- [Set problem]
Retype each line of the material exactly, please, skipping any picture in it.

- [Record set]
## Start

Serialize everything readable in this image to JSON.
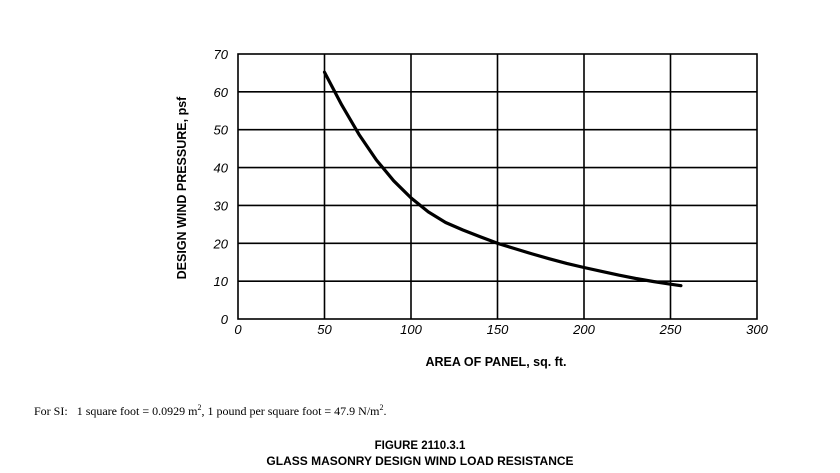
{
  "chart_data": {
    "type": "line",
    "title": "",
    "xlabel": "AREA OF PANEL, sq. ft.",
    "ylabel": "DESIGN WIND PRESSURE, psf",
    "xlim": [
      0,
      300
    ],
    "ylim": [
      0,
      70
    ],
    "xticks": [
      "0",
      "50",
      "100",
      "150",
      "200",
      "250",
      "300"
    ],
    "yticks": [
      "0",
      "10",
      "20",
      "30",
      "40",
      "50",
      "60",
      "70"
    ],
    "grid": true,
    "series": [
      {
        "x": [
          50,
          60,
          70,
          80,
          90,
          100,
          110,
          120,
          130,
          140,
          150,
          160,
          170,
          180,
          190,
          200,
          210,
          220,
          230,
          240,
          250,
          256
        ],
        "values": [
          65.2,
          56.5,
          48.7,
          42.0,
          36.5,
          32.0,
          28.3,
          25.5,
          23.5,
          21.7,
          20.0,
          18.6,
          17.2,
          15.9,
          14.7,
          13.6,
          12.6,
          11.6,
          10.7,
          9.9,
          9.2,
          8.8
        ]
      }
    ]
  },
  "note": {
    "prefix": "For SI:",
    "part1": "1 square foot = 0.0929 m",
    "exp1": "2",
    "part2": ", 1 pound per square foot = 47.9 N/m",
    "exp2": "2",
    "end": "."
  },
  "figure": {
    "number": "FIGURE 2110.3.1",
    "title": "GLASS MASONRY DESIGN WIND LOAD RESISTANCE"
  }
}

## End

- [Written solution]
Serialize everything readable in this image to JSON.
{
  "chart_data": {
    "type": "line",
    "title": "",
    "xlabel": "AREA OF PANEL, sq. ft.",
    "ylabel": "DESIGN WIND PRESSURE, psf",
    "xlim": [
      0,
      300
    ],
    "ylim": [
      0,
      70
    ],
    "xticks": [
      "0",
      "50",
      "100",
      "150",
      "200",
      "250",
      "300"
    ],
    "yticks": [
      "0",
      "10",
      "20",
      "30",
      "40",
      "50",
      "60",
      "70"
    ],
    "grid": true,
    "series": [
      {
        "x": [
          50,
          60,
          70,
          80,
          90,
          100,
          110,
          120,
          130,
          140,
          150,
          160,
          170,
          180,
          190,
          200,
          210,
          220,
          230,
          240,
          250,
          256
        ],
        "values": [
          65.2,
          56.5,
          48.7,
          42.0,
          36.5,
          32.0,
          28.3,
          25.5,
          23.5,
          21.7,
          20.0,
          18.6,
          17.2,
          15.9,
          14.7,
          13.6,
          12.6,
          11.6,
          10.7,
          9.9,
          9.2,
          8.8
        ]
      }
    ]
  },
  "note": {
    "prefix": "For SI:",
    "part1": "1 square foot = 0.0929 m",
    "exp1": "2",
    "part2": ", 1 pound per square foot = 47.9 N/m",
    "exp2": "2",
    "end": "."
  },
  "figure": {
    "number": "FIGURE 2110.3.1",
    "title": "GLASS MASONRY DESIGN WIND LOAD RESISTANCE"
  }
}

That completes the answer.